▸ Records for the exercise:
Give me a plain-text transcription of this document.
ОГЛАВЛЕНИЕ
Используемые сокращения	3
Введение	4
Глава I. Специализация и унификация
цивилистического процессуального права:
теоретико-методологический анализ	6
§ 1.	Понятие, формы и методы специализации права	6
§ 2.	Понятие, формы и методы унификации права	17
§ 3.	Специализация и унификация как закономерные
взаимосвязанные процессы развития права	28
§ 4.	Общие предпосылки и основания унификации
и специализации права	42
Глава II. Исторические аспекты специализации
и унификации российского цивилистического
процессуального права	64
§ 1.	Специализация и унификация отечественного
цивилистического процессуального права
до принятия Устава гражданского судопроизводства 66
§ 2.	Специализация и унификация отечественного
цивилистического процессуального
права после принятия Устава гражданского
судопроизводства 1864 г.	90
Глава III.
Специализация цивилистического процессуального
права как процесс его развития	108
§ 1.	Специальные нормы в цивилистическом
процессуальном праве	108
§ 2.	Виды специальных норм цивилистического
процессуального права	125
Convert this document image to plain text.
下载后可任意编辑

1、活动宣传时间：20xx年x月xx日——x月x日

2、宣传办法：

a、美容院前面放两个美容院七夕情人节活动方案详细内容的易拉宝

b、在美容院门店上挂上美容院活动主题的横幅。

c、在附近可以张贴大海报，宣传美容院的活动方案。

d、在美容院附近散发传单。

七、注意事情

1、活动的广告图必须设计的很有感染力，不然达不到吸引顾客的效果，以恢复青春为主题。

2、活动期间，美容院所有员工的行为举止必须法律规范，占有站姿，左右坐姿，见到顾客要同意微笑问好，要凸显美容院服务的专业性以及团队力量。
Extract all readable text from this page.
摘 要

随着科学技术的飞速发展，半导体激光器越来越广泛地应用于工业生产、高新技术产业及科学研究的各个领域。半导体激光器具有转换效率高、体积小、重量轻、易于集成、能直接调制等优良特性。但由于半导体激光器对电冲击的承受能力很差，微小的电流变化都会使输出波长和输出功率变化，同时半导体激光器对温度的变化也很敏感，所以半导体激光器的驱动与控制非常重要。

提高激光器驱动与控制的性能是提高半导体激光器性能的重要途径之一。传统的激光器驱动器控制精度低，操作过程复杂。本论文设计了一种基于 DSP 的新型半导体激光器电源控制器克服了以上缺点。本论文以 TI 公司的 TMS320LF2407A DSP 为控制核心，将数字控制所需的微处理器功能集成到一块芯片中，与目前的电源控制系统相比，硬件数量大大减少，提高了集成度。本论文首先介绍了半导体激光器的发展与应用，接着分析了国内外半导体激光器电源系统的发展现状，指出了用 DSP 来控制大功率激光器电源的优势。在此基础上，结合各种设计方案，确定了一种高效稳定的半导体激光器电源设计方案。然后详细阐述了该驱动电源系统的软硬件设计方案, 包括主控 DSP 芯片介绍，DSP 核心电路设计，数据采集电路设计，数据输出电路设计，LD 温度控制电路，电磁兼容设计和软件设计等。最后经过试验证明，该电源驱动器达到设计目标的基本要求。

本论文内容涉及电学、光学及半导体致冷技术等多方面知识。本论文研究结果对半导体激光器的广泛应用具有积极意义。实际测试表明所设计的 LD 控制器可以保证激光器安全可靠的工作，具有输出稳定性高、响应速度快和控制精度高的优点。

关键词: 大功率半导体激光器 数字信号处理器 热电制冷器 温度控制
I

▸ Goal: Your task is to retype all the records above with nothing left out.

▸ Problem solution:
Give me a plain-text transcription of this document.
ОГЛАВЛЕНИЕ
Используемые сокращения	3
Введение	4
Глава I. Специализация и унификация
цивилистического процессуального права:
теоретико-методологический анализ	6
§ 1.	Понятие, формы и методы специализации права	6
§ 2.	Понятие, формы и методы унификации права	17
§ 3.	Специализация и унификация как закономерные
взаимосвязанные процессы развития права	28
§ 4.	Общие предпосылки и основания унификации
и специализации права	42
Глава II. Исторические аспекты специализации
и унификации российского цивилистического
процессуального права	64
§ 1.	Специализация и унификация отечественного
цивилистического процессуального права
до принятия Устава гражданского судопроизводства 66
§ 2.	Специализация и унификация отечественного
цивилистического процессуального
права после принятия Устава гражданского
судопроизводства 1864 г.	90
Глава III.
Специализация цивилистического процессуального
права как процесс его развития	108
§ 1.	Специальные нормы в цивилистическом
процессуальном праве	108
§ 2.	Виды специальных норм цивилистического
процессуального права	125
Convert this document image to plain text.
下载后可任意编辑

1、活动宣传时间：20xx年x月xx日——x月x日

2、宣传办法：

a、美容院前面放两个美容院七夕情人节活动方案详细内容的易拉宝

b、在美容院门店上挂上美容院活动主题的横幅。

c、在附近可以张贴大海报，宣传美容院的活动方案。

d、在美容院附近散发传单。

七、注意事情

1、活动的广告图必须设计的很有感染力，不然达不到吸引顾客的效果，以恢复青春为主题。

2、活动期间，美容院所有员工的行为举止必须法律规范，占有站姿，左右坐姿，见到顾客要同意微笑问好，要凸显美容院服务的专业性以及团队力量。
Extract all readable text from this page.
摘 要

随着科学技术的飞速发展，半导体激光器越来越广泛地应用于工业生产、高新技术产业及科学研究的各个领域。半导体激光器具有转换效率高、体积小、重量轻、易于集成、能直接调制等优良特性。但由于半导体激光器对电冲击的承受能力很差，微小的电流变化都会使输出波长和输出功率变化，同时半导体激光器对温度的变化也很敏感，所以半导体激光器的驱动与控制非常重要。

提高激光器驱动与控制的性能是提高半导体激光器性能的重要途径之一。传统的激光器驱动器控制精度低，操作过程复杂。本论文设计了一种基于 DSP 的新型半导体激光器电源控制器克服了以上缺点。本论文以 TI 公司的 TMS320LF2407A DSP 为控制核心，将数字控制所需的微处理器功能集成到一块芯片中，与目前的电源控制系统相比，硬件数量大大减少，提高了集成度。本论文首先介绍了半导体激光器的发展与应用，接着分析了国内外半导体激光器电源系统的发展现状，指出了用 DSP 来控制大功率激光器电源的优势。在此基础上，结合各种设计方案，确定了一种高效稳定的半导体激光器电源设计方案。然后详细阐述了该驱动电源系统的软硬件设计方案, 包括主控 DSP 芯片介绍，DSP 核心电路设计，数据采集电路设计，数据输出电路设计，LD 温度控制电路，电磁兼容设计和软件设计等。最后经过试验证明，该电源驱动器达到设计目标的基本要求。

本论文内容涉及电学、光学及半导体致冷技术等多方面知识。本论文研究结果对半导体激光器的广泛应用具有积极意义。实际测试表明所设计的 LD 控制器可以保证激光器安全可靠的工作，具有输出稳定性高、响应速度快和控制精度高的优点。

关键词: 大功率半导体激光器 数字信号处理器 热电制冷器 温度控制
I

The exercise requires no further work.